**What is required:** Pull out every line with the word "JSON".

**Extracted entries:**
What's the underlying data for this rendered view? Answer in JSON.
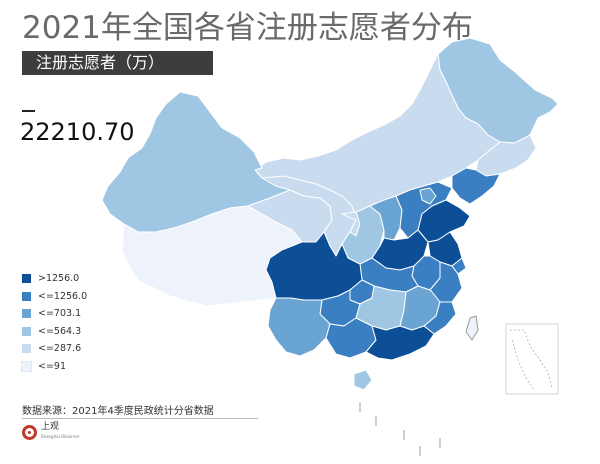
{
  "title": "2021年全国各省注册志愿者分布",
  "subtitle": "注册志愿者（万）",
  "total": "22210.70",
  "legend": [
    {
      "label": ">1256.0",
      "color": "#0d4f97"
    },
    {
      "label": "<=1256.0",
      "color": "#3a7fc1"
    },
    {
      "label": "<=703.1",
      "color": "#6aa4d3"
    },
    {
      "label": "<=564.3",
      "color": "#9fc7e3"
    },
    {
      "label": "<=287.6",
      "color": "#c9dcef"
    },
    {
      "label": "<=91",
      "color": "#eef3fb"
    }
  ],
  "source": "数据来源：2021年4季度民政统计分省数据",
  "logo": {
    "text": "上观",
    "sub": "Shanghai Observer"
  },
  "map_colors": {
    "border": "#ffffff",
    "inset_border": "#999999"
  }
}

---

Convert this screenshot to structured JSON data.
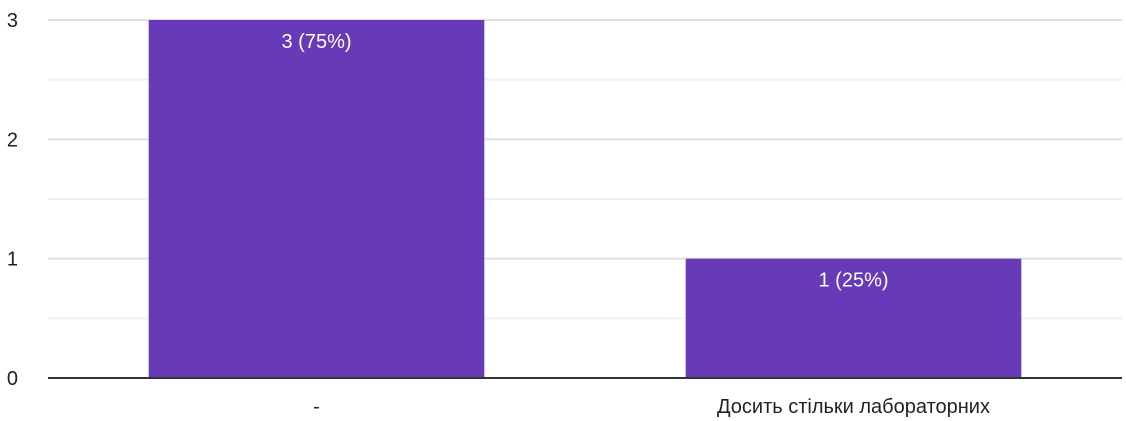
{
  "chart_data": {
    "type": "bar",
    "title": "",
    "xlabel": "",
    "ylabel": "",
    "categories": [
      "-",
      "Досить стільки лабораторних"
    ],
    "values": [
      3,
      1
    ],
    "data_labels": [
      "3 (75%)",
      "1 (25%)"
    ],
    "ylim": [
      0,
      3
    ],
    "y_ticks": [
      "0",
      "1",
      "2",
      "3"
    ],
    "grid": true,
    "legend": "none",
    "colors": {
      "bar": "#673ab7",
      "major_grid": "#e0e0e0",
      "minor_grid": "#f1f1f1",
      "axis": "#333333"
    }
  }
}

**Solution to the problem:**
What's the underlying data for this rendered view? Answer in JSON.
Convert this screenshot to structured JSON data.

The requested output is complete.